__Exercise description__. Reproduce every entry exactly and leave its pictures out.

__Listing__.

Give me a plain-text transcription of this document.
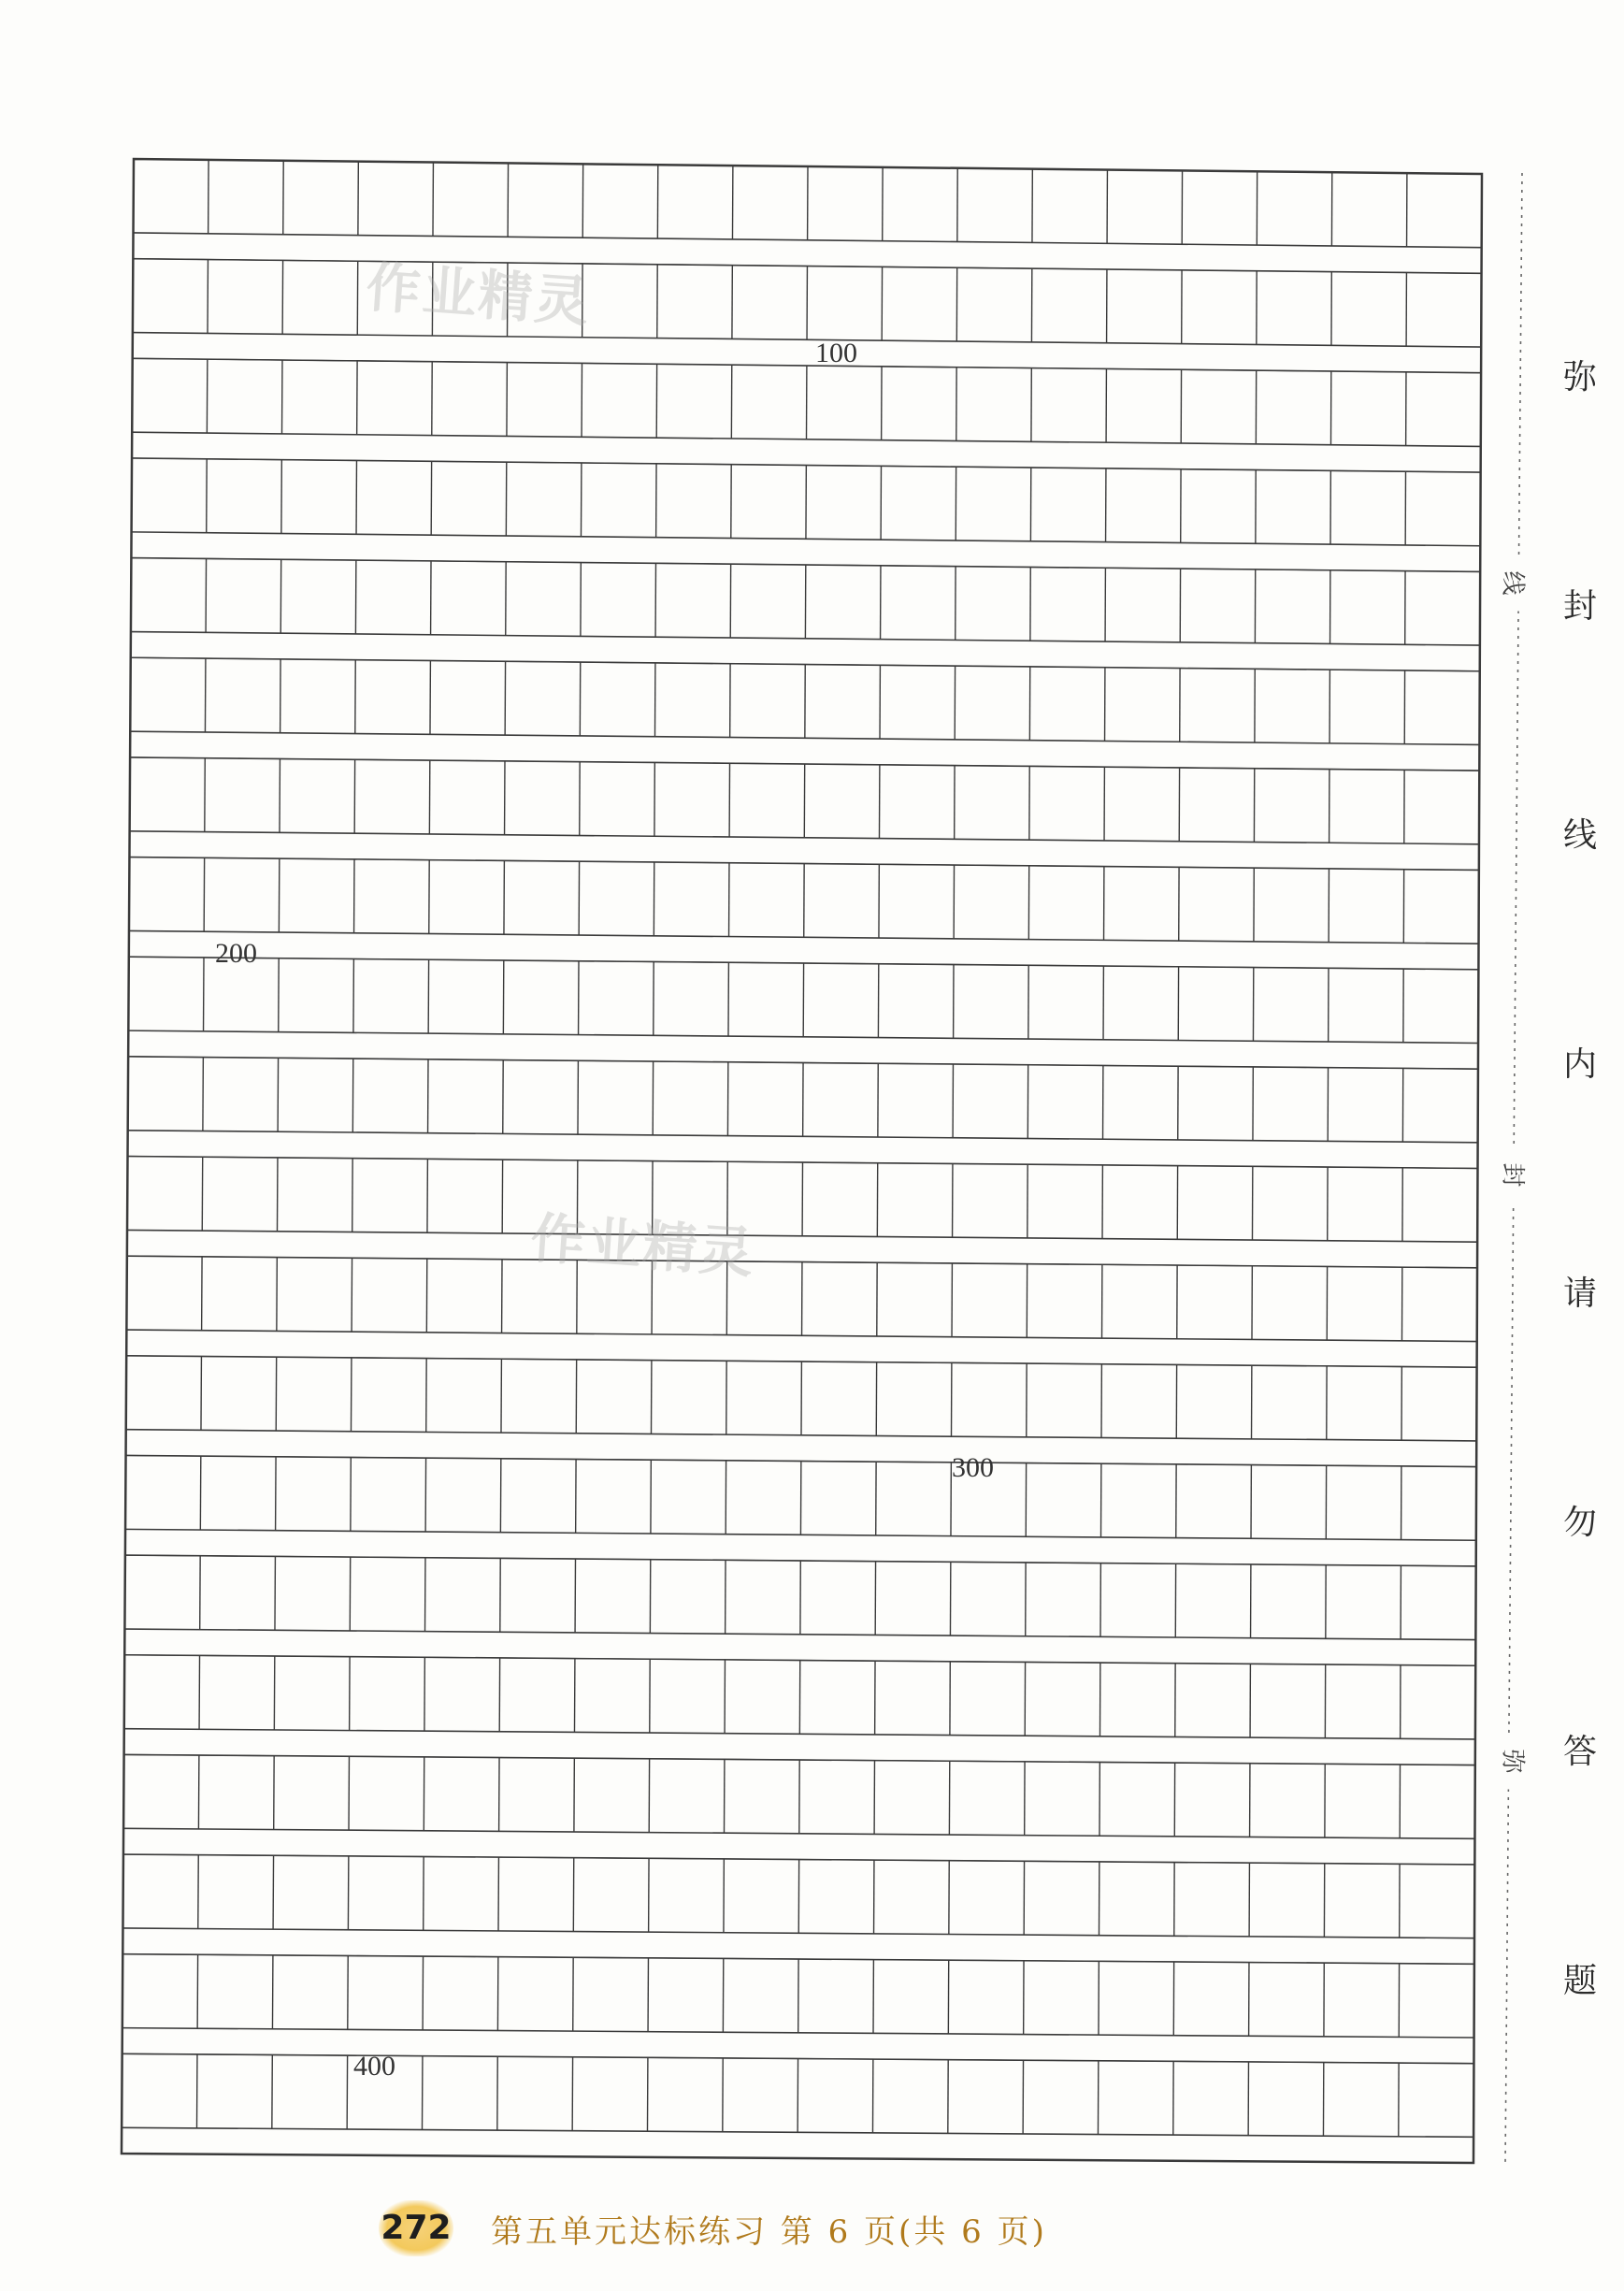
100
200
300
400
作业精灵
作业精灵
线
封
弥
弥
封
线
内
请
勿
答
题
272 第五单元达标练习 第 6 页(共 6 页)
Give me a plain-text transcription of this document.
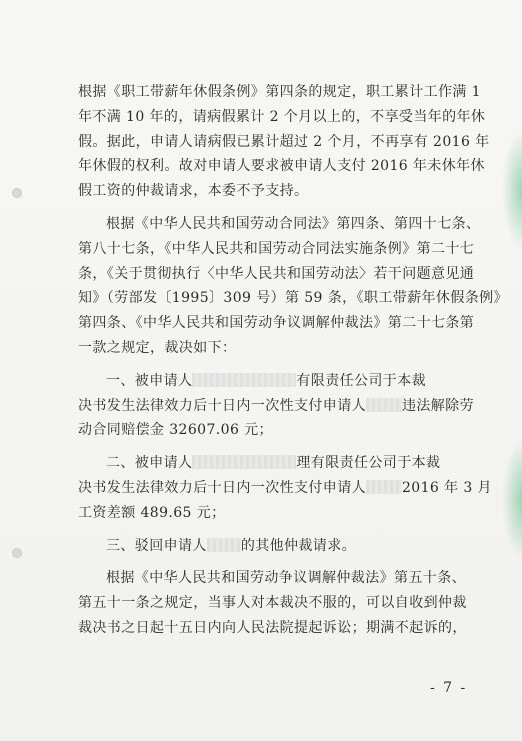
根据《职工带薪年休假条例》第四条的规定，职工累计工作满 1
年不满 10 年的，请病假累计 2 个月以上的，不享受当年的年休
假。据此，申请人请病假已累计超过 2 个月，不再享有 2016 年
年休假的权利。故对申请人要求被申请人支付 2016 年未休年休
假工资的仲裁请求，本委不予支持。
根据《中华人民共和国劳动合同法》第四条、第四十七条、
第八十七条，《中华人民共和国劳动合同法实施条例》第二十七
条，《关于贯彻执行〈中华人民共和国劳动法〉若干问题意见通
知》（劳部发〔1995〕309 号）第 59 条，《职工带薪年休假条例》
第四条、《中华人民共和国劳动争议调解仲裁法》第二十七条第
一款之规定，裁决如下：
一、被申请人	有限责任公司于本裁
决书发生法律效力后十日内一次性支付申请人	违法解除劳
动合同赔偿金 32607.06 元；
二、被申请人	理有限责任公司于本裁
决书发生法律效力后十日内一次性支付申请人	2016 年 3 月
工资差额 489.65 元；
三、驳回申请人 的其他仲裁请求。
根据《中华人民共和国劳动争议调解仲裁法》第五十条、
第五十一条之规定，当事人对本裁决不服的，可以自收到仲裁
裁决书之日起十五日内向人民法院提起诉讼；期满不起诉的，
- 7 -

__Task answer__.
Give me a plain-text transcription of this document.
100
200
300
400
作业精灵
作业精灵
线
封
弥
弥
封
线
内
请
勿
答
题
272 第五单元达标练习 第 6 页(共 6 页)
Give me a plain-text transcription of this document.
根据《职工带薪年休假条例》第四条的规定，职工累计工作满 1
年不满 10 年的，请病假累计 2 个月以上的，不享受当年的年休
假。据此，申请人请病假已累计超过 2 个月，不再享有 2016 年
年休假的权利。故对申请人要求被申请人支付 2016 年未休年休
假工资的仲裁请求，本委不予支持。
根据《中华人民共和国劳动合同法》第四条、第四十七条、
第八十七条，《中华人民共和国劳动合同法实施条例》第二十七
条，《关于贯彻执行〈中华人民共和国劳动法〉若干问题意见通
知》（劳部发〔1995〕309 号）第 59 条，《职工带薪年休假条例》
第四条、《中华人民共和国劳动争议调解仲裁法》第二十七条第
一款之规定，裁决如下：
一、被申请人	有限责任公司于本裁
决书发生法律效力后十日内一次性支付申请人	违法解除劳
动合同赔偿金 32607.06 元；
二、被申请人	理有限责任公司于本裁
决书发生法律效力后十日内一次性支付申请人	2016 年 3 月
工资差额 489.65 元；
三、驳回申请人 的其他仲裁请求。
根据《中华人民共和国劳动争议调解仲裁法》第五十条、
第五十一条之规定，当事人对本裁决不服的，可以自收到仲裁
裁决书之日起十五日内向人民法院提起诉讼；期满不起诉的，
- 7 -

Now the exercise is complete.